- _INSTRUCTIONS FOR THE TASK_: All of the data should be output character for character, except the pictures.

- _DATASET_:
— Begin —

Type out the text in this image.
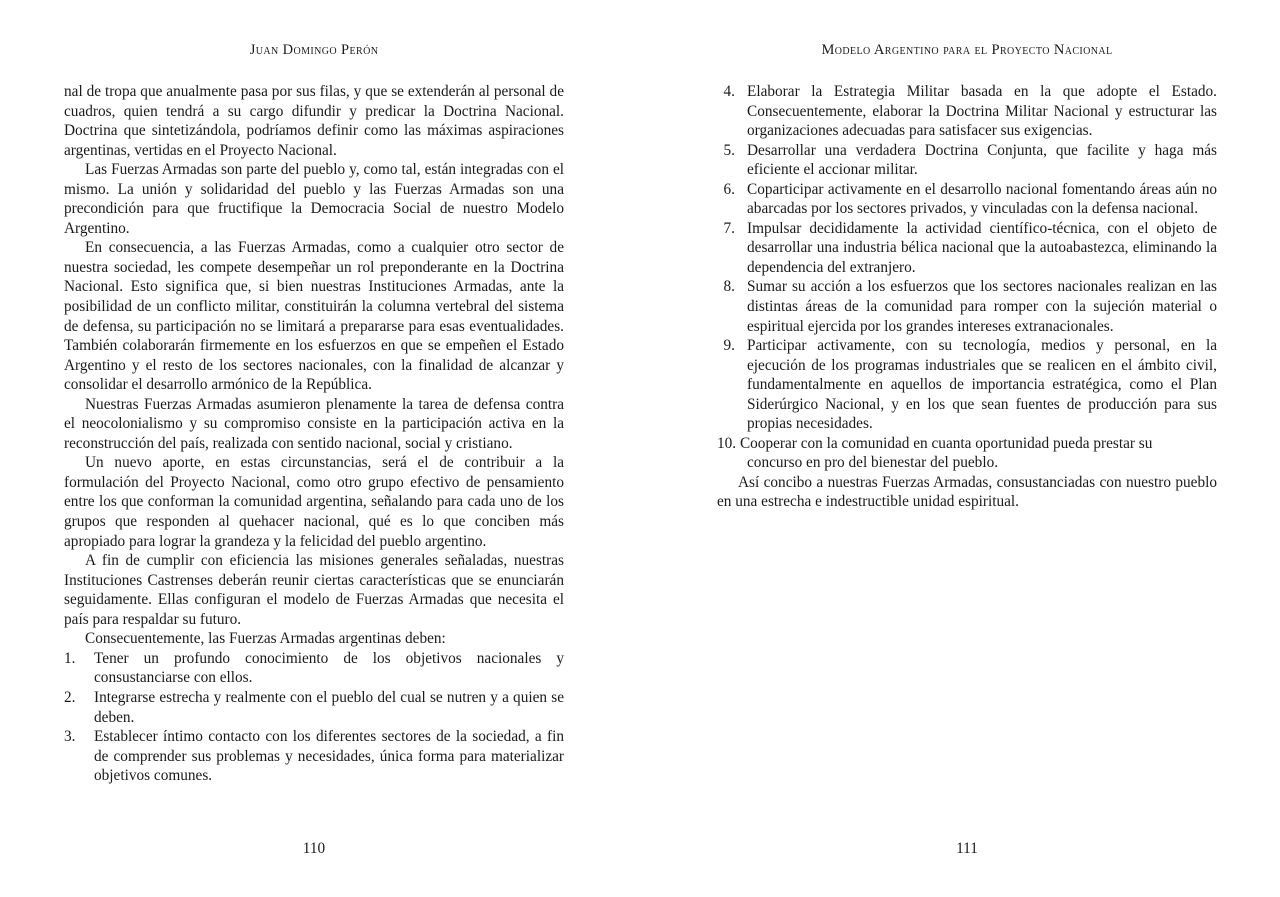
Juan Domingo Perón

nal de tropa que anualmente pasa por sus filas, y que se extenderán al personal de cuadros, quien tendrá a su cargo difundir y predicar la Doctrina Nacional. Doctrina que sintetizándola, podríamos definir como las máximas aspiraciones argentinas, vertidas en el Proyecto Nacional.

Las Fuerzas Armadas son parte del pueblo y, como tal, están integradas con el mismo. La unión y solidaridad del pueblo y las Fuerzas Armadas son una precondición para que fructifique la Democracia Social de nuestro Modelo Argentino.

En consecuencia, a las Fuerzas Armadas, como a cualquier otro sector de nuestra sociedad, les compete desempeñar un rol preponderante en la Doctrina Nacional. Esto significa que, si bien nuestras Instituciones Armadas, ante la posibilidad de un conflicto militar, constituirán la columna vertebral del sistema de defensa, su participación no se limitará a prepararse para esas eventualidades. También colaborarán firmemente en los esfuerzos en que se empeñen el Estado Argentino y el resto de los sectores nacionales, con la finalidad de alcanzar y consolidar el desarrollo armónico de la República.

Nuestras Fuerzas Armadas asumieron plenamente la tarea de defensa contra el neocolonialismo y su compromiso consiste en la participación activa en la reconstrucción del país, realizada con sentido nacional, social y cristiano.

Un nuevo aporte, en estas circunstancias, será el de contribuir a la formulación del Proyecto Nacional, como otro grupo efectivo de pensamiento entre los que conforman la comunidad argentina, señalando para cada uno de los grupos que responden al quehacer nacional, qué es lo que conciben más apropiado para lograr la grandeza y la felicidad del pueblo argentino.

A fin de cumplir con eficiencia las misiones generales señaladas, nuestras Instituciones Castrenses deberán reunir ciertas características que se enunciarán seguidamente. Ellas configuran el modelo de Fuerzas Armadas que necesita el país para respaldar su futuro.

Consecuentemente, las Fuerzas Armadas argentinas deben:

1. Tener un profundo conocimiento de los objetivos nacionales y consustanciarse con ellos.
2. Integrarse estrecha y realmente con el pueblo del cual se nutren y a quien se deben.
3. Establecer íntimo contacto con los diferentes sectores de la sociedad, a fin de comprender sus problemas y necesidades, única forma para materializar objetivos comunes.
110
Modelo Argentino para el Proyecto Nacional
4. Elaborar la Estrategia Militar basada en la que adopte el Estado. Consecuentemente, elaborar la Doctrina Militar Nacional y estructurar las organizaciones adecuadas para satisfacer sus exigencias.
5. Desarrollar una verdadera Doctrina Conjunta, que facilite y haga más eficiente el accionar militar.
6. Coparticipar activamente en el desarrollo nacional fomentando áreas aún no abarcadas por los sectores privados, y vinculadas con la defensa nacional.
7. Impulsar decididamente la actividad científico-técnica, con el objeto de desarrollar una industria bélica nacional que la autoabastezca, eliminando la dependencia del extranjero.
8. Sumar su acción a los esfuerzos que los sectores nacionales realizan en las distintas áreas de la comunidad para romper con la sujeción material o espiritual ejercida por los grandes intereses extranacionales.
9. Participar activamente, con su tecnología, medios y personal, en la ejecución de los programas industriales que se realicen en el ámbito civil, fundamentalmente en aquellos de importancia estratégica, como el Plan Siderúrgico Nacional, y en los que sean fuentes de producción para sus propias necesidades.
10. Cooperar con la comunidad en cuanta oportunidad pueda prestar su
concurso en pro del bienestar del pueblo.

Así concibo a nuestras Fuerzas Armadas, consustanciadas con nuestro pueblo en una estrecha e indestructible unidad espiritual.

111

— End —

- _COMPLETED TASK_:
Type out the text in this image.
Juan Domingo Perón

nal de tropa que anualmente pasa por sus filas, y que se extenderán al personal de cuadros, quien tendrá a su cargo difundir y predicar la Doctrina Nacional. Doctrina que sintetizándola, podríamos definir como las máximas aspiraciones argentinas, vertidas en el Proyecto Nacional.

Las Fuerzas Armadas son parte del pueblo y, como tal, están integradas con el mismo. La unión y solidaridad del pueblo y las Fuerzas Armadas son una precondición para que fructifique la Democracia Social de nuestro Modelo Argentino.

En consecuencia, a las Fuerzas Armadas, como a cualquier otro sector de nuestra sociedad, les compete desempeñar un rol preponderante en la Doctrina Nacional. Esto significa que, si bien nuestras Instituciones Armadas, ante la posibilidad de un conflicto militar, constituirán la columna vertebral del sistema de defensa, su participación no se limitará a prepararse para esas eventualidades. También colaborarán firmemente en los esfuerzos en que se empeñen el Estado Argentino y el resto de los sectores nacionales, con la finalidad de alcanzar y consolidar el desarrollo armónico de la República.

Nuestras Fuerzas Armadas asumieron plenamente la tarea de defensa contra el neocolonialismo y su compromiso consiste en la participación activa en la reconstrucción del país, realizada con sentido nacional, social y cristiano.

Un nuevo aporte, en estas circunstancias, será el de contribuir a la formulación del Proyecto Nacional, como otro grupo efectivo de pensamiento entre los que conforman la comunidad argentina, señalando para cada uno de los grupos que responden al quehacer nacional, qué es lo que conciben más apropiado para lograr la grandeza y la felicidad del pueblo argentino.

A fin de cumplir con eficiencia las misiones generales señaladas, nuestras Instituciones Castrenses deberán reunir ciertas características que se enunciarán seguidamente. Ellas configuran el modelo de Fuerzas Armadas que necesita el país para respaldar su futuro.

Consecuentemente, las Fuerzas Armadas argentinas deben:

1. Tener un profundo conocimiento de los objetivos nacionales y consustanciarse con ellos.
2. Integrarse estrecha y realmente con el pueblo del cual se nutren y a quien se deben.
3. Establecer íntimo contacto con los diferentes sectores de la sociedad, a fin de comprender sus problemas y necesidades, única forma para materializar objetivos comunes.
110
Modelo Argentino para el Proyecto Nacional
4. Elaborar la Estrategia Militar basada en la que adopte el Estado. Consecuentemente, elaborar la Doctrina Militar Nacional y estructurar las organizaciones adecuadas para satisfacer sus exigencias.
5. Desarrollar una verdadera Doctrina Conjunta, que facilite y haga más eficiente el accionar militar.
6. Coparticipar activamente en el desarrollo nacional fomentando áreas aún no abarcadas por los sectores privados, y vinculadas con la defensa nacional.
7. Impulsar decididamente la actividad científico-técnica, con el objeto de desarrollar una industria bélica nacional que la autoabastezca, eliminando la dependencia del extranjero.
8. Sumar su acción a los esfuerzos que los sectores nacionales realizan en las distintas áreas de la comunidad para romper con la sujeción material o espiritual ejercida por los grandes intereses extranacionales.
9. Participar activamente, con su tecnología, medios y personal, en la ejecución de los programas industriales que se realicen en el ámbito civil, fundamentalmente en aquellos de importancia estratégica, como el Plan Siderúrgico Nacional, y en los que sean fuentes de producción para sus propias necesidades.
10. Cooperar con la comunidad en cuanta oportunidad pueda prestar su
concurso en pro del bienestar del pueblo.

Así concibo a nuestras Fuerzas Armadas, consustanciadas con nuestro pueblo en una estrecha e indestructible unidad espiritual.

111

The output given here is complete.